Your goal:
Return the listing below verbatim. Pictures do not belong in the copy.

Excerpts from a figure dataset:

================================

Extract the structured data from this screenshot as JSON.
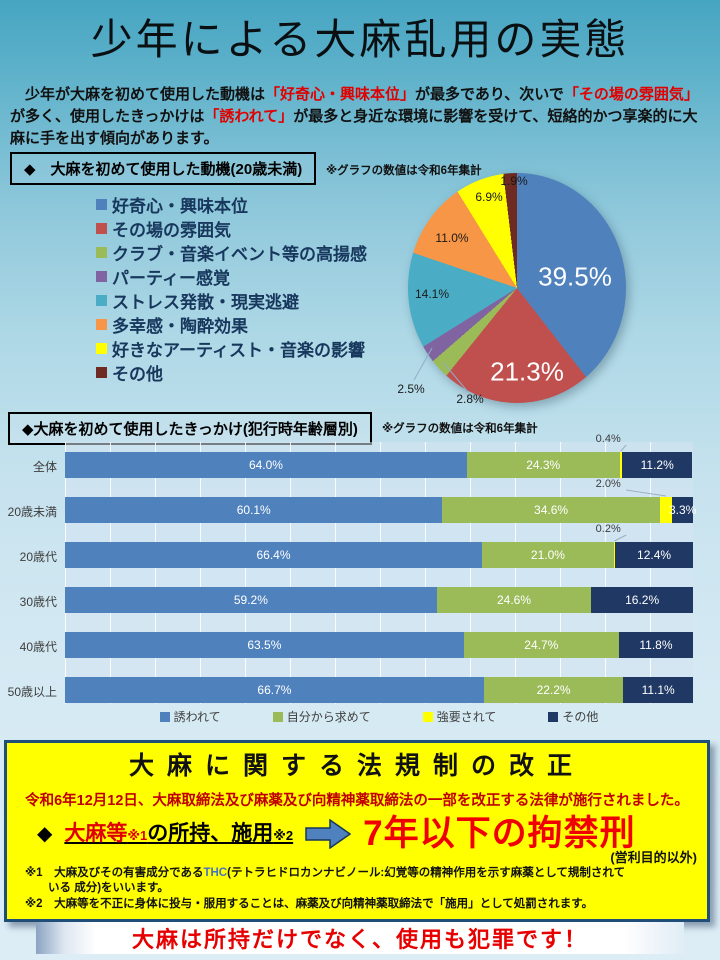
{
  "page": {
    "title": "少年による大麻乱用の実態",
    "intro": {
      "segments": [
        {
          "text": "　少年が大麻を初めて使用した動機は",
          "red": false
        },
        {
          "text": "「好奇心・興味本位」",
          "red": true
        },
        {
          "text": "が最多であり、次いで",
          "red": false
        },
        {
          "text": "「その場の雰囲気」",
          "red": true
        },
        {
          "text": "が多く、使用したきっかけは",
          "red": false
        },
        {
          "text": "「誘われて」",
          "red": true
        },
        {
          "text": "が最多と身近な環境に影響を受けて、短絡的かつ享楽的に大麻に手を出す傾向があります。",
          "red": false
        }
      ]
    }
  },
  "motive_section": {
    "header": "◆　大麻を初めて使用した動機(20歳未満)",
    "note": "※グラフの数値は令和6年集計"
  },
  "trigger_section": {
    "header": "◆大麻を初めて使用したきっかけ(犯行時年齢層別)",
    "note": "※グラフの数値は令和6年集計"
  },
  "law_box": {
    "title": "大麻に関する法規制の改正",
    "announcement": "令和6年12月12日、大麻取締法及び麻薬及び向精神薬取締法の一部を改正する法律が施行されました。",
    "subject_red": "大麻等",
    "subject_ref1": "※1",
    "subject_black": "の所持、施用",
    "subject_ref2": "※2",
    "penalty": "7年以下の拘禁刑",
    "penalty_note": "(営利目的以外)",
    "footnote1_pre": "※1　大麻及びその有害成分である",
    "footnote1_thc": "THC",
    "footnote1_post": "(テトラヒドロカンナビノール:幻覚等の精神作用を示す麻薬として規制されて",
    "footnote1_cont": "　　いる 成分)をいいます。",
    "footnote2": "※2　大麻等を不正に身体に投与・服用することは、麻薬及び向精神薬取締法で「施用」として処罰されます。"
  },
  "bottom_banner": {
    "text": "大麻は所持だけでなく、使用も犯罪です！"
  },
  "chart_data": [
    {
      "type": "pie",
      "title": "大麻を初めて使用した動機(20歳未満)",
      "note": "※グラフの数値は令和6年集計",
      "labels": [
        "好奇心・興味本位",
        "その場の雰囲気",
        "クラブ・音楽イベント等の高揚感",
        "パーティー感覚",
        "ストレス発散・現実逃避",
        "多幸感・陶酔効果",
        "好きなアーティスト・音楽の影響",
        "その他"
      ],
      "values": [
        39.5,
        21.3,
        2.8,
        2.5,
        14.1,
        11.0,
        6.9,
        1.9
      ],
      "colors": [
        "#4F81BD",
        "#C0504D",
        "#9BBB59",
        "#8064A2",
        "#4BACC6",
        "#F79646",
        "#FFFF00",
        "#6D2B22"
      ],
      "start_angle": 0,
      "direction": "clockwise",
      "legend_position": "left",
      "value_labels": [
        {
          "i": 0,
          "x": 187,
          "y": 107,
          "big": true
        },
        {
          "i": 1,
          "x": 139,
          "y": 202,
          "big": true
        },
        {
          "i": 4,
          "x": 44,
          "y": 124,
          "big": false
        },
        {
          "i": 5,
          "x": 64,
          "y": 68,
          "big": false
        },
        {
          "i": 6,
          "x": 101,
          "y": 27,
          "big": false
        },
        {
          "i": 7,
          "x": 126,
          "y": 11,
          "big": false
        },
        {
          "i": 3,
          "x": 23,
          "y": 219,
          "big": false
        },
        {
          "i": 2,
          "x": 82,
          "y": 229,
          "big": false
        }
      ]
    },
    {
      "type": "bar",
      "subtype": "stacked-horizontal-100",
      "title": "大麻を初めて使用したきっかけ(犯行時年齢層別)",
      "note": "※グラフの数値は令和6年集計",
      "categories": [
        "全体",
        "20歳未満",
        "20歳代",
        "30歳代",
        "40歳代",
        "50歳以上"
      ],
      "series": [
        {
          "name": "誘われて",
          "color": "#4F81BD",
          "values": [
            64.0,
            60.1,
            66.4,
            59.2,
            63.5,
            66.7
          ]
        },
        {
          "name": "自分から求めて",
          "color": "#9BBB59",
          "values": [
            24.3,
            34.6,
            21.0,
            24.6,
            24.7,
            22.2
          ]
        },
        {
          "name": "強要されて",
          "color": "#FFFF00",
          "values": [
            0.4,
            2.0,
            0.2,
            0,
            0,
            0
          ]
        },
        {
          "name": "その他",
          "color": "#1F3864",
          "values": [
            11.2,
            3.3,
            12.4,
            16.2,
            11.8,
            11.1
          ]
        }
      ],
      "xlim": [
        0,
        100
      ],
      "grid": true,
      "legend_position": "bottom"
    }
  ]
}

================================

Final answer:
Extract the structured data from this screenshot as JSON.
{
  "page": {
    "title": "少年による大麻乱用の実態",
    "intro": {
      "segments": [
        {
          "text": "　少年が大麻を初めて使用した動機は",
          "red": false
        },
        {
          "text": "「好奇心・興味本位」",
          "red": true
        },
        {
          "text": "が最多であり、次いで",
          "red": false
        },
        {
          "text": "「その場の雰囲気」",
          "red": true
        },
        {
          "text": "が多く、使用したきっかけは",
          "red": false
        },
        {
          "text": "「誘われて」",
          "red": true
        },
        {
          "text": "が最多と身近な環境に影響を受けて、短絡的かつ享楽的に大麻に手を出す傾向があります。",
          "red": false
        }
      ]
    }
  },
  "motive_section": {
    "header": "◆　大麻を初めて使用した動機(20歳未満)",
    "note": "※グラフの数値は令和6年集計"
  },
  "trigger_section": {
    "header": "◆大麻を初めて使用したきっかけ(犯行時年齢層別)",
    "note": "※グラフの数値は令和6年集計"
  },
  "law_box": {
    "title": "大麻に関する法規制の改正",
    "announcement": "令和6年12月12日、大麻取締法及び麻薬及び向精神薬取締法の一部を改正する法律が施行されました。",
    "subject_red": "大麻等",
    "subject_ref1": "※1",
    "subject_black": "の所持、施用",
    "subject_ref2": "※2",
    "penalty": "7年以下の拘禁刑",
    "penalty_note": "(営利目的以外)",
    "footnote1_pre": "※1　大麻及びその有害成分である",
    "footnote1_thc": "THC",
    "footnote1_post": "(テトラヒドロカンナビノール:幻覚等の精神作用を示す麻薬として規制されて",
    "footnote1_cont": "　　いる 成分)をいいます。",
    "footnote2": "※2　大麻等を不正に身体に投与・服用することは、麻薬及び向精神薬取締法で「施用」として処罰されます。"
  },
  "bottom_banner": {
    "text": "大麻は所持だけでなく、使用も犯罪です！"
  },
  "chart_data": [
    {
      "type": "pie",
      "title": "大麻を初めて使用した動機(20歳未満)",
      "note": "※グラフの数値は令和6年集計",
      "labels": [
        "好奇心・興味本位",
        "その場の雰囲気",
        "クラブ・音楽イベント等の高揚感",
        "パーティー感覚",
        "ストレス発散・現実逃避",
        "多幸感・陶酔効果",
        "好きなアーティスト・音楽の影響",
        "その他"
      ],
      "values": [
        39.5,
        21.3,
        2.8,
        2.5,
        14.1,
        11.0,
        6.9,
        1.9
      ],
      "colors": [
        "#4F81BD",
        "#C0504D",
        "#9BBB59",
        "#8064A2",
        "#4BACC6",
        "#F79646",
        "#FFFF00",
        "#6D2B22"
      ],
      "start_angle": 0,
      "direction": "clockwise",
      "legend_position": "left",
      "value_labels": [
        {
          "i": 0,
          "x": 187,
          "y": 107,
          "big": true
        },
        {
          "i": 1,
          "x": 139,
          "y": 202,
          "big": true
        },
        {
          "i": 4,
          "x": 44,
          "y": 124,
          "big": false
        },
        {
          "i": 5,
          "x": 64,
          "y": 68,
          "big": false
        },
        {
          "i": 6,
          "x": 101,
          "y": 27,
          "big": false
        },
        {
          "i": 7,
          "x": 126,
          "y": 11,
          "big": false
        },
        {
          "i": 3,
          "x": 23,
          "y": 219,
          "big": false
        },
        {
          "i": 2,
          "x": 82,
          "y": 229,
          "big": false
        }
      ]
    },
    {
      "type": "bar",
      "subtype": "stacked-horizontal-100",
      "title": "大麻を初めて使用したきっかけ(犯行時年齢層別)",
      "note": "※グラフの数値は令和6年集計",
      "categories": [
        "全体",
        "20歳未満",
        "20歳代",
        "30歳代",
        "40歳代",
        "50歳以上"
      ],
      "series": [
        {
          "name": "誘われて",
          "color": "#4F81BD",
          "values": [
            64.0,
            60.1,
            66.4,
            59.2,
            63.5,
            66.7
          ]
        },
        {
          "name": "自分から求めて",
          "color": "#9BBB59",
          "values": [
            24.3,
            34.6,
            21.0,
            24.6,
            24.7,
            22.2
          ]
        },
        {
          "name": "強要されて",
          "color": "#FFFF00",
          "values": [
            0.4,
            2.0,
            0.2,
            0,
            0,
            0
          ]
        },
        {
          "name": "その他",
          "color": "#1F3864",
          "values": [
            11.2,
            3.3,
            12.4,
            16.2,
            11.8,
            11.1
          ]
        }
      ],
      "xlim": [
        0,
        100
      ],
      "grid": true,
      "legend_position": "bottom"
    }
  ]
}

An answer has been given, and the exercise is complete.